• **Dataset records on visual material**:
┄┄┄┄┄┄

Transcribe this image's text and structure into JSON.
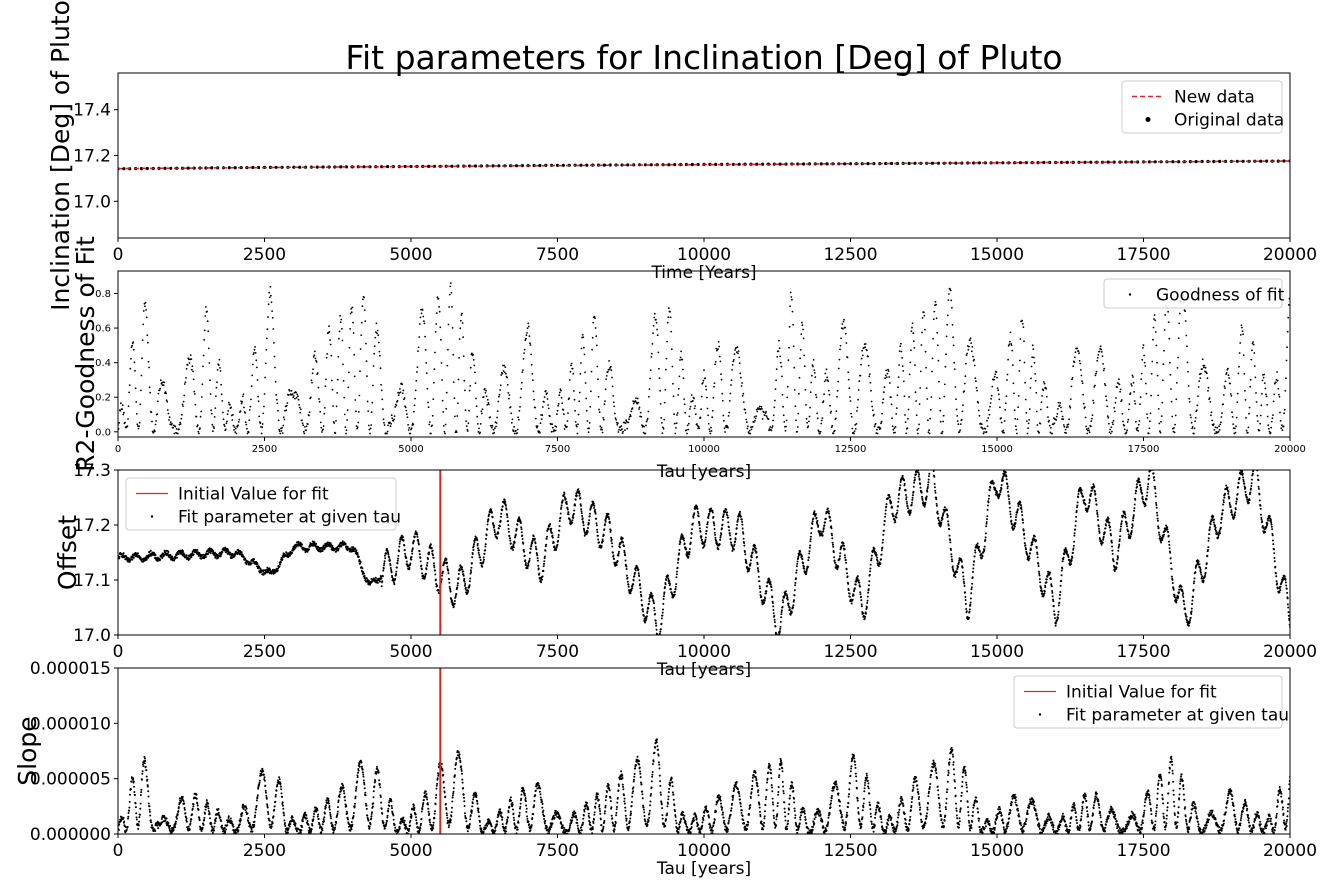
{
  "title": "Fit parameters for Inclination [Deg] of Pluto",
  "colors": {
    "fit": "#d62728",
    "marker": "#000000",
    "axes": "#000000"
  },
  "chart_data": [
    {
      "type": "line",
      "id": "inclination",
      "xlabel": "Time [Years]",
      "ylabel": "Inclination [Deg] of Pluto",
      "xlim": [
        0,
        20000
      ],
      "ylim": [
        16.84,
        17.56
      ],
      "xticks": [
        "0",
        "2500",
        "5000",
        "7500",
        "10000",
        "12500",
        "15000",
        "17500",
        "20000"
      ],
      "yticks": [
        "17.0",
        "17.2",
        "17.4"
      ],
      "legend_position": "top-right",
      "series": [
        {
          "name": "New data",
          "style": "dashed-line",
          "x": [
            0,
            5000,
            10000,
            15000,
            20000
          ],
          "y": [
            17.143,
            17.152,
            17.16,
            17.168,
            17.176
          ]
        },
        {
          "name": "Original data",
          "style": "points",
          "x": [
            0,
            2500,
            5000,
            7500,
            10000,
            12500,
            15000,
            17500,
            20000
          ],
          "y": [
            17.142,
            17.148,
            17.152,
            17.157,
            17.161,
            17.164,
            17.168,
            17.172,
            17.176
          ]
        }
      ]
    },
    {
      "type": "scatter",
      "id": "goodness",
      "xlabel": "Tau [years]",
      "ylabel": "R2-Goodness of Fit",
      "xlim": [
        0,
        20000
      ],
      "ylim": [
        -0.03,
        0.93
      ],
      "xticks": [
        "0",
        "2500",
        "5000",
        "7500",
        "10000",
        "12500",
        "15000",
        "17500",
        "20000"
      ],
      "yticks": [
        "0.0",
        "0.2",
        "0.4",
        "0.6",
        "0.8"
      ],
      "legend_position": "top-right",
      "series": [
        {
          "name": "Goodness of fit",
          "x": [
            0,
            400,
            900,
            1500,
            2000,
            2600,
            3000,
            3600,
            4300,
            4700,
            5100,
            5700,
            6300,
            7000,
            7400,
            8100,
            8700,
            9300,
            9800,
            10400,
            11000,
            11500,
            12000,
            12600,
            12900,
            13600,
            14300,
            14800,
            15400,
            16000,
            16500,
            17200,
            17800,
            18300,
            18700,
            19200,
            19700,
            20000
          ],
          "y": [
            0.05,
            0.82,
            0.1,
            0.72,
            0.05,
            0.82,
            0.2,
            0.6,
            0.82,
            0.1,
            0.68,
            0.86,
            0.2,
            0.62,
            0.1,
            0.7,
            0.05,
            0.86,
            0.2,
            0.62,
            0.1,
            0.82,
            0.25,
            0.86,
            0.2,
            0.65,
            0.84,
            0.2,
            0.7,
            0.1,
            0.65,
            0.2,
            0.75,
            0.85,
            0.1,
            0.65,
            0.2,
            0.78
          ]
        }
      ]
    },
    {
      "type": "scatter",
      "id": "offset",
      "xlabel": "Tau [years]",
      "ylabel": "Offset",
      "xlim": [
        0,
        20000
      ],
      "ylim": [
        17.0,
        17.3
      ],
      "xticks": [
        "0",
        "2500",
        "5000",
        "7500",
        "10000",
        "12500",
        "15000",
        "17500",
        "20000"
      ],
      "yticks": [
        "17.0",
        "17.1",
        "17.2",
        "17.3"
      ],
      "vline": 5500,
      "legend_position": "top-left",
      "series": [
        {
          "name": "Initial Value for fit",
          "style": "vertical-line",
          "x": [
            5500
          ]
        },
        {
          "name": "Fit parameter at given tau",
          "x": [
            0,
            1000,
            2000,
            2600,
            3000,
            4000,
            4300,
            5000,
            5800,
            6500,
            7200,
            7700,
            8400,
            9200,
            9800,
            10600,
            11300,
            12000,
            12700,
            13200,
            13900,
            14500,
            15000,
            15500,
            16000,
            16500,
            17000,
            17600,
            18200,
            18800,
            19400,
            20000
          ],
          "y": [
            17.14,
            17.145,
            17.15,
            17.11,
            17.16,
            17.16,
            17.09,
            17.16,
            17.08,
            17.22,
            17.13,
            17.24,
            17.18,
            17.02,
            17.2,
            17.19,
            17.02,
            17.22,
            17.05,
            17.24,
            17.28,
            17.06,
            17.29,
            17.18,
            17.05,
            17.27,
            17.15,
            17.29,
            17.03,
            17.22,
            17.29,
            17.03
          ]
        }
      ]
    },
    {
      "type": "scatter",
      "id": "slope",
      "xlabel": "Tau [years]",
      "ylabel": "Slope",
      "xlim": [
        0,
        20000
      ],
      "ylim": [
        0,
        1.5e-05
      ],
      "xticks": [
        "0",
        "2500",
        "5000",
        "7500",
        "10000",
        "12500",
        "15000",
        "17500",
        "20000"
      ],
      "yticks": [
        "0.000000",
        "0.000005",
        "0.000010",
        "0.000015"
      ],
      "vline": 5500,
      "legend_position": "top-right",
      "series": [
        {
          "name": "Initial Value for fit",
          "style": "vertical-line",
          "x": [
            5500
          ]
        },
        {
          "name": "Fit parameter at given tau",
          "x": [
            0,
            400,
            700,
            1200,
            2000,
            2600,
            3000,
            3700,
            4300,
            4800,
            5300,
            5700,
            6300,
            7100,
            7600,
            8300,
            9200,
            9700,
            10400,
            11300,
            11800,
            12600,
            13100,
            13600,
            14300,
            14800,
            15400,
            16000,
            16600,
            17200,
            18000,
            18500,
            19000,
            19600,
            20000
          ],
          "y": [
            5e-07,
            8e-06,
            1e-06,
            4e-06,
            1e-06,
            7.2e-06,
            1e-06,
            3.5e-06,
            7.5e-06,
            1e-06,
            4e-06,
            8.8e-06,
            1e-06,
            5e-06,
            1e-06,
            4e-06,
            8.5e-06,
            1e-06,
            4e-06,
            6.8e-06,
            1e-06,
            7.5e-06,
            1e-06,
            5e-06,
            8e-06,
            1e-06,
            4e-06,
            1e-06,
            4e-06,
            1e-06,
            7e-06,
            1e-06,
            4e-06,
            1e-06,
            6.5e-06
          ]
        }
      ]
    }
  ]
}
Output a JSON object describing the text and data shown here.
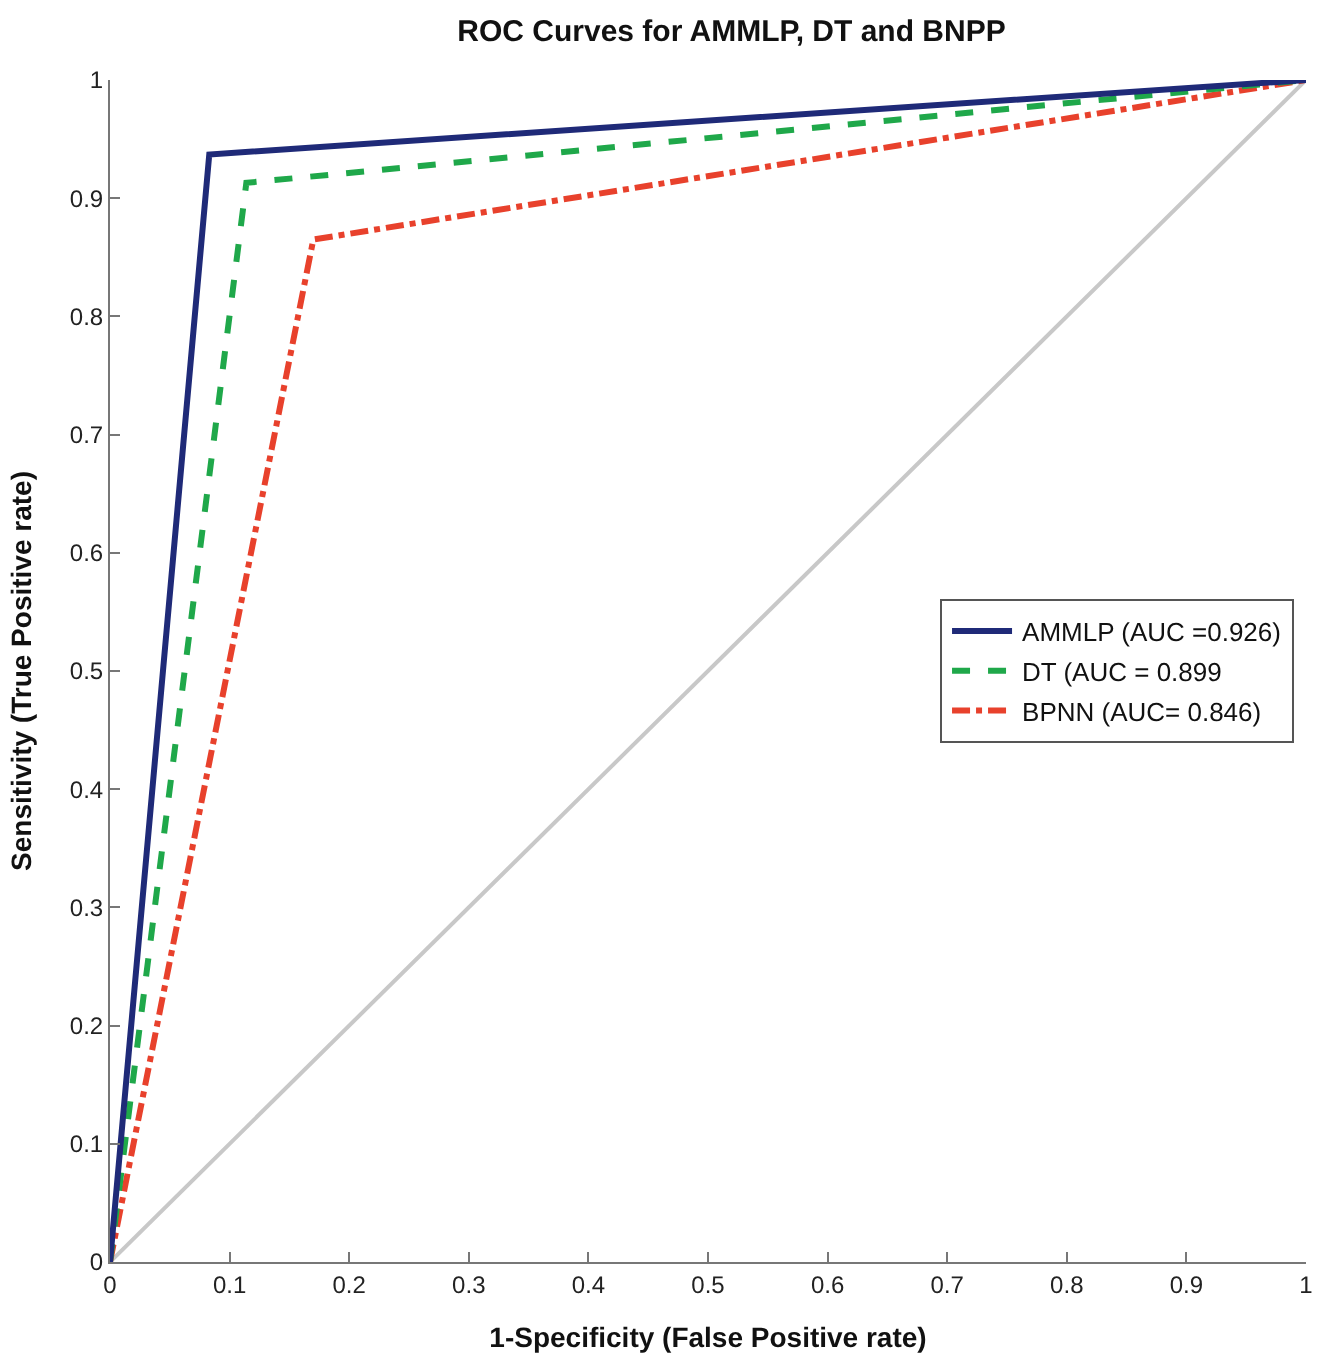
{
  "chart_data": {
    "type": "line",
    "title": "ROC Curves for AMMLP, DT and BNPP",
    "xlabel": "1-Specificity (False Positive rate)",
    "ylabel": "Sensitivity (True Positive rate)",
    "series": [
      {
        "name": "AMMLP (AUC =0.926)",
        "color": "#1f2a78",
        "x": [
          0,
          0.083,
          1
        ],
        "values": [
          0,
          0.937,
          1
        ],
        "line_style": "solid"
      },
      {
        "name": "DT (AUC = 0.899",
        "color": "#1fa84a",
        "x": [
          0,
          0.114,
          1
        ],
        "values": [
          0,
          0.913,
          1
        ],
        "line_style": "dashed"
      },
      {
        "name": "BPNN (AUC= 0.846)",
        "color": "#e8412c",
        "x": [
          0,
          0.17,
          1
        ],
        "values": [
          0,
          0.865,
          1
        ],
        "line_style": "dashdot"
      },
      {
        "color": "#c8c8c8",
        "x": [
          0,
          1
        ],
        "values": [
          0,
          1
        ],
        "line_style": "solid"
      }
    ],
    "xlim": [
      0,
      1
    ],
    "ylim": [
      0,
      1
    ],
    "xticks": [
      0,
      0.1,
      0.2,
      0.3,
      0.4,
      0.5,
      0.6,
      0.7,
      0.8,
      0.9,
      1
    ],
    "yticks": [
      0,
      0.1,
      0.2,
      0.3,
      0.4,
      0.5,
      0.6,
      0.7,
      0.8,
      0.9,
      1
    ],
    "legend": "right",
    "marker": "none"
  }
}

┄┄┄┄┄┄

• **WHAT YOU ARE ASKED TO DO**:
Every record above must be given again exactly; drop the pictures.

• **WRITTEN ANSWER**:
Transcribe this image's text and structure into JSON.
{
  "title": "Fit parameters for Inclination [Deg] of Pluto",
  "colors": {
    "fit": "#d62728",
    "marker": "#000000",
    "axes": "#000000"
  },
  "chart_data": [
    {
      "type": "line",
      "id": "inclination",
      "xlabel": "Time [Years]",
      "ylabel": "Inclination [Deg] of Pluto",
      "xlim": [
        0,
        20000
      ],
      "ylim": [
        16.84,
        17.56
      ],
      "xticks": [
        "0",
        "2500",
        "5000",
        "7500",
        "10000",
        "12500",
        "15000",
        "17500",
        "20000"
      ],
      "yticks": [
        "17.0",
        "17.2",
        "17.4"
      ],
      "legend_position": "top-right",
      "series": [
        {
          "name": "New data",
          "style": "dashed-line",
          "x": [
            0,
            5000,
            10000,
            15000,
            20000
          ],
          "y": [
            17.143,
            17.152,
            17.16,
            17.168,
            17.176
          ]
        },
        {
          "name": "Original data",
          "style": "points",
          "x": [
            0,
            2500,
            5000,
            7500,
            10000,
            12500,
            15000,
            17500,
            20000
          ],
          "y": [
            17.142,
            17.148,
            17.152,
            17.157,
            17.161,
            17.164,
            17.168,
            17.172,
            17.176
          ]
        }
      ]
    },
    {
      "type": "scatter",
      "id": "goodness",
      "xlabel": "Tau [years]",
      "ylabel": "R2-Goodness of Fit",
      "xlim": [
        0,
        20000
      ],
      "ylim": [
        -0.03,
        0.93
      ],
      "xticks": [
        "0",
        "2500",
        "5000",
        "7500",
        "10000",
        "12500",
        "15000",
        "17500",
        "20000"
      ],
      "yticks": [
        "0.0",
        "0.2",
        "0.4",
        "0.6",
        "0.8"
      ],
      "legend_position": "top-right",
      "series": [
        {
          "name": "Goodness of fit",
          "x": [
            0,
            400,
            900,
            1500,
            2000,
            2600,
            3000,
            3600,
            4300,
            4700,
            5100,
            5700,
            6300,
            7000,
            7400,
            8100,
            8700,
            9300,
            9800,
            10400,
            11000,
            11500,
            12000,
            12600,
            12900,
            13600,
            14300,
            14800,
            15400,
            16000,
            16500,
            17200,
            17800,
            18300,
            18700,
            19200,
            19700,
            20000
          ],
          "y": [
            0.05,
            0.82,
            0.1,
            0.72,
            0.05,
            0.82,
            0.2,
            0.6,
            0.82,
            0.1,
            0.68,
            0.86,
            0.2,
            0.62,
            0.1,
            0.7,
            0.05,
            0.86,
            0.2,
            0.62,
            0.1,
            0.82,
            0.25,
            0.86,
            0.2,
            0.65,
            0.84,
            0.2,
            0.7,
            0.1,
            0.65,
            0.2,
            0.75,
            0.85,
            0.1,
            0.65,
            0.2,
            0.78
          ]
        }
      ]
    },
    {
      "type": "scatter",
      "id": "offset",
      "xlabel": "Tau [years]",
      "ylabel": "Offset",
      "xlim": [
        0,
        20000
      ],
      "ylim": [
        17.0,
        17.3
      ],
      "xticks": [
        "0",
        "2500",
        "5000",
        "7500",
        "10000",
        "12500",
        "15000",
        "17500",
        "20000"
      ],
      "yticks": [
        "17.0",
        "17.1",
        "17.2",
        "17.3"
      ],
      "vline": 5500,
      "legend_position": "top-left",
      "series": [
        {
          "name": "Initial Value for fit",
          "style": "vertical-line",
          "x": [
            5500
          ]
        },
        {
          "name": "Fit parameter at given tau",
          "x": [
            0,
            1000,
            2000,
            2600,
            3000,
            4000,
            4300,
            5000,
            5800,
            6500,
            7200,
            7700,
            8400,
            9200,
            9800,
            10600,
            11300,
            12000,
            12700,
            13200,
            13900,
            14500,
            15000,
            15500,
            16000,
            16500,
            17000,
            17600,
            18200,
            18800,
            19400,
            20000
          ],
          "y": [
            17.14,
            17.145,
            17.15,
            17.11,
            17.16,
            17.16,
            17.09,
            17.16,
            17.08,
            17.22,
            17.13,
            17.24,
            17.18,
            17.02,
            17.2,
            17.19,
            17.02,
            17.22,
            17.05,
            17.24,
            17.28,
            17.06,
            17.29,
            17.18,
            17.05,
            17.27,
            17.15,
            17.29,
            17.03,
            17.22,
            17.29,
            17.03
          ]
        }
      ]
    },
    {
      "type": "scatter",
      "id": "slope",
      "xlabel": "Tau [years]",
      "ylabel": "Slope",
      "xlim": [
        0,
        20000
      ],
      "ylim": [
        0,
        1.5e-05
      ],
      "xticks": [
        "0",
        "2500",
        "5000",
        "7500",
        "10000",
        "12500",
        "15000",
        "17500",
        "20000"
      ],
      "yticks": [
        "0.000000",
        "0.000005",
        "0.000010",
        "0.000015"
      ],
      "vline": 5500,
      "legend_position": "top-right",
      "series": [
        {
          "name": "Initial Value for fit",
          "style": "vertical-line",
          "x": [
            5500
          ]
        },
        {
          "name": "Fit parameter at given tau",
          "x": [
            0,
            400,
            700,
            1200,
            2000,
            2600,
            3000,
            3700,
            4300,
            4800,
            5300,
            5700,
            6300,
            7100,
            7600,
            8300,
            9200,
            9700,
            10400,
            11300,
            11800,
            12600,
            13100,
            13600,
            14300,
            14800,
            15400,
            16000,
            16600,
            17200,
            18000,
            18500,
            19000,
            19600,
            20000
          ],
          "y": [
            5e-07,
            8e-06,
            1e-06,
            4e-06,
            1e-06,
            7.2e-06,
            1e-06,
            3.5e-06,
            7.5e-06,
            1e-06,
            4e-06,
            8.8e-06,
            1e-06,
            5e-06,
            1e-06,
            4e-06,
            8.5e-06,
            1e-06,
            4e-06,
            6.8e-06,
            1e-06,
            7.5e-06,
            1e-06,
            5e-06,
            8e-06,
            1e-06,
            4e-06,
            1e-06,
            4e-06,
            1e-06,
            7e-06,
            1e-06,
            4e-06,
            1e-06,
            6.5e-06
          ]
        }
      ]
    }
  ]
}
Output a JSON object describing the text and data shown here.
{
  "chart_data": {
    "type": "line",
    "title": "ROC Curves for AMMLP, DT and BNPP",
    "xlabel": "1-Specificity (False Positive rate)",
    "ylabel": "Sensitivity (True Positive rate)",
    "series": [
      {
        "name": "AMMLP (AUC =0.926)",
        "color": "#1f2a78",
        "x": [
          0,
          0.083,
          1
        ],
        "values": [
          0,
          0.937,
          1
        ],
        "line_style": "solid"
      },
      {
        "name": "DT (AUC = 0.899",
        "color": "#1fa84a",
        "x": [
          0,
          0.114,
          1
        ],
        "values": [
          0,
          0.913,
          1
        ],
        "line_style": "dashed"
      },
      {
        "name": "BPNN (AUC= 0.846)",
        "color": "#e8412c",
        "x": [
          0,
          0.17,
          1
        ],
        "values": [
          0,
          0.865,
          1
        ],
        "line_style": "dashdot"
      },
      {
        "color": "#c8c8c8",
        "x": [
          0,
          1
        ],
        "values": [
          0,
          1
        ],
        "line_style": "solid"
      }
    ],
    "xlim": [
      0,
      1
    ],
    "ylim": [
      0,
      1
    ],
    "xticks": [
      0,
      0.1,
      0.2,
      0.3,
      0.4,
      0.5,
      0.6,
      0.7,
      0.8,
      0.9,
      1
    ],
    "yticks": [
      0,
      0.1,
      0.2,
      0.3,
      0.4,
      0.5,
      0.6,
      0.7,
      0.8,
      0.9,
      1
    ],
    "legend": "right",
    "marker": "none"
  }
}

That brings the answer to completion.